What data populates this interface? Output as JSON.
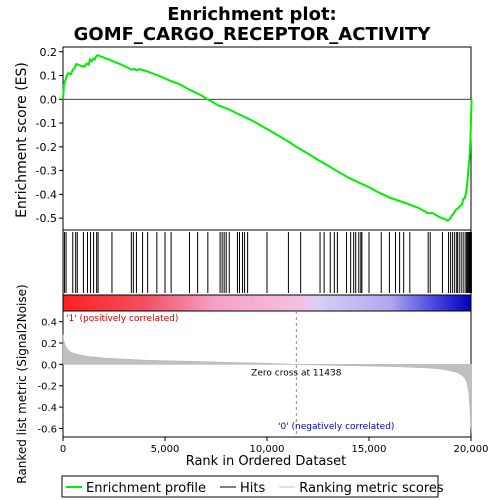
{
  "chart_data": {
    "type": "line",
    "title": "Enrichment plot: GOMF_CARGO_RECEPTOR_ACTIVITY",
    "panels": {
      "enrichment": {
        "ylabel": "Enrichment score (ES)",
        "ylim": [
          -0.55,
          0.22
        ],
        "yticks": [
          {
            "v": 0.2,
            "label": "0.2"
          },
          {
            "v": 0.1,
            "label": "0.1"
          },
          {
            "v": 0.0,
            "label": "0.0"
          },
          {
            "v": -0.1,
            "label": "-0.1"
          },
          {
            "v": -0.2,
            "label": "-0.2"
          },
          {
            "v": -0.3,
            "label": "-0.3"
          },
          {
            "v": -0.4,
            "label": "-0.4"
          },
          {
            "v": -0.5,
            "label": "-0.5"
          }
        ],
        "series_color": "#00ee00",
        "points": [
          [
            0,
            0.0
          ],
          [
            50,
            0.065
          ],
          [
            120,
            0.08
          ],
          [
            180,
            0.1
          ],
          [
            260,
            0.11
          ],
          [
            380,
            0.105
          ],
          [
            480,
            0.125
          ],
          [
            560,
            0.13
          ],
          [
            640,
            0.148
          ],
          [
            760,
            0.145
          ],
          [
            900,
            0.14
          ],
          [
            1050,
            0.138
          ],
          [
            1150,
            0.15
          ],
          [
            1250,
            0.145
          ],
          [
            1320,
            0.168
          ],
          [
            1400,
            0.16
          ],
          [
            1480,
            0.172
          ],
          [
            1560,
            0.168
          ],
          [
            1620,
            0.18
          ],
          [
            1700,
            0.186
          ],
          [
            1800,
            0.182
          ],
          [
            1950,
            0.177
          ],
          [
            2100,
            0.172
          ],
          [
            2250,
            0.168
          ],
          [
            2400,
            0.162
          ],
          [
            2600,
            0.155
          ],
          [
            2800,
            0.148
          ],
          [
            3000,
            0.14
          ],
          [
            3200,
            0.132
          ],
          [
            3350,
            0.125
          ],
          [
            3500,
            0.128
          ],
          [
            3600,
            0.123
          ],
          [
            3750,
            0.127
          ],
          [
            3900,
            0.123
          ],
          [
            4050,
            0.12
          ],
          [
            4300,
            0.112
          ],
          [
            4600,
            0.102
          ],
          [
            4900,
            0.092
          ],
          [
            5200,
            0.08
          ],
          [
            5500,
            0.07
          ],
          [
            5800,
            0.06
          ],
          [
            6100,
            0.045
          ],
          [
            6400,
            0.032
          ],
          [
            6700,
            0.02
          ],
          [
            7000,
            0.005
          ],
          [
            7300,
            -0.01
          ],
          [
            7600,
            -0.025
          ],
          [
            7900,
            -0.035
          ],
          [
            8200,
            -0.045
          ],
          [
            8500,
            -0.058
          ],
          [
            8800,
            -0.07
          ],
          [
            9100,
            -0.082
          ],
          [
            9500,
            -0.1
          ],
          [
            10000,
            -0.125
          ],
          [
            10500,
            -0.15
          ],
          [
            11000,
            -0.175
          ],
          [
            11438,
            -0.2
          ],
          [
            12000,
            -0.228
          ],
          [
            12500,
            -0.255
          ],
          [
            13000,
            -0.28
          ],
          [
            13500,
            -0.305
          ],
          [
            14000,
            -0.33
          ],
          [
            14500,
            -0.35
          ],
          [
            15000,
            -0.37
          ],
          [
            15500,
            -0.393
          ],
          [
            16000,
            -0.413
          ],
          [
            16500,
            -0.428
          ],
          [
            17000,
            -0.443
          ],
          [
            17500,
            -0.46
          ],
          [
            17900,
            -0.48
          ],
          [
            18100,
            -0.478
          ],
          [
            18300,
            -0.488
          ],
          [
            18500,
            -0.498
          ],
          [
            18700,
            -0.503
          ],
          [
            18850,
            -0.51
          ],
          [
            18950,
            -0.505
          ],
          [
            19050,
            -0.49
          ],
          [
            19150,
            -0.48
          ],
          [
            19250,
            -0.465
          ],
          [
            19350,
            -0.46
          ],
          [
            19450,
            -0.45
          ],
          [
            19550,
            -0.445
          ],
          [
            19620,
            -0.42
          ],
          [
            19700,
            -0.415
          ],
          [
            19760,
            -0.39
          ],
          [
            19820,
            -0.35
          ],
          [
            19870,
            -0.3
          ],
          [
            19920,
            -0.25
          ],
          [
            19960,
            -0.19
          ],
          [
            19990,
            -0.12
          ],
          [
            20010,
            -0.05
          ],
          [
            20030,
            0.0
          ]
        ]
      },
      "hits": {
        "positions": [
          70,
          150,
          480,
          620,
          700,
          1000,
          1200,
          1350,
          1500,
          1650,
          1720,
          2400,
          3350,
          3450,
          3600,
          3900,
          4150,
          4600,
          5000,
          5300,
          6200,
          6600,
          7100,
          7700,
          7800,
          7900,
          8000,
          8150,
          8550,
          8650,
          8800,
          8900,
          9050,
          10000,
          11050,
          11650,
          12600,
          12800,
          13100,
          13300,
          13450,
          13900,
          14100,
          14250,
          14350,
          14500,
          14600,
          14650,
          15000,
          15600,
          16000,
          16300,
          16500,
          16700,
          17000,
          17900,
          18000,
          18600,
          18900,
          19000,
          19100,
          19200,
          19300,
          19350,
          19450,
          19550,
          19650,
          19750,
          19800,
          19850,
          19900,
          19930,
          19960,
          19980,
          20000,
          20020
        ]
      },
      "ranking": {
        "ylabel": "Ranked list metric (Signal2Noise)",
        "xlabel": "Rank in Ordered Dataset",
        "xlim": [
          0,
          20000
        ],
        "ylim": [
          -0.68,
          0.5
        ],
        "xticks": [
          {
            "v": 0,
            "label": "0"
          },
          {
            "v": 5000,
            "label": "5,000"
          },
          {
            "v": 10000,
            "label": "10,000"
          },
          {
            "v": 15000,
            "label": "15,000"
          },
          {
            "v": 20000,
            "label": "20,000"
          }
        ],
        "yticks": [
          {
            "v": 0.4,
            "label": "0.4"
          },
          {
            "v": 0.2,
            "label": "0.2"
          },
          {
            "v": 0.0,
            "label": "0.0"
          },
          {
            "v": -0.2,
            "label": "-0.2"
          },
          {
            "v": -0.4,
            "label": "-0.4"
          },
          {
            "v": -0.6,
            "label": "-0.6"
          }
        ],
        "zero_cross": 11438,
        "zero_cross_label": "Zero cross at 11438",
        "positive_label": "'1' (positively correlated)",
        "negative_label": "'0' (negatively correlated)",
        "profile": [
          [
            0,
            0.28
          ],
          [
            40,
            0.22
          ],
          [
            100,
            0.18
          ],
          [
            200,
            0.15
          ],
          [
            350,
            0.12
          ],
          [
            500,
            0.105
          ],
          [
            800,
            0.09
          ],
          [
            1200,
            0.075
          ],
          [
            2000,
            0.06
          ],
          [
            3000,
            0.05
          ],
          [
            4000,
            0.04
          ],
          [
            5000,
            0.035
          ],
          [
            6000,
            0.03
          ],
          [
            7000,
            0.025
          ],
          [
            8000,
            0.02
          ],
          [
            9000,
            0.015
          ],
          [
            10000,
            0.01
          ],
          [
            11000,
            0.004
          ],
          [
            11438,
            0.0
          ],
          [
            12000,
            -0.004
          ],
          [
            13000,
            -0.008
          ],
          [
            14000,
            -0.012
          ],
          [
            15000,
            -0.016
          ],
          [
            16000,
            -0.02
          ],
          [
            17000,
            -0.026
          ],
          [
            18000,
            -0.035
          ],
          [
            18600,
            -0.045
          ],
          [
            19000,
            -0.06
          ],
          [
            19300,
            -0.075
          ],
          [
            19550,
            -0.1
          ],
          [
            19700,
            -0.13
          ],
          [
            19800,
            -0.17
          ],
          [
            19880,
            -0.25
          ],
          [
            19940,
            -0.4
          ],
          [
            19980,
            -0.55
          ],
          [
            20030,
            -0.65
          ]
        ]
      }
    },
    "legend": [
      {
        "label": "Enrichment profile",
        "color": "#00ee00"
      },
      {
        "label": "Hits",
        "color": "#000000"
      },
      {
        "label": "Ranking metric scores",
        "color": "#c0c0c0"
      }
    ]
  }
}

=== Given exercise ===
Report every line containing the word "ylabel" from the listing above.

=== Result below ===
        "ylabel": "Enrichment score (ES)",
        "ylabel": "Ranked list metric (Signal2Noise)",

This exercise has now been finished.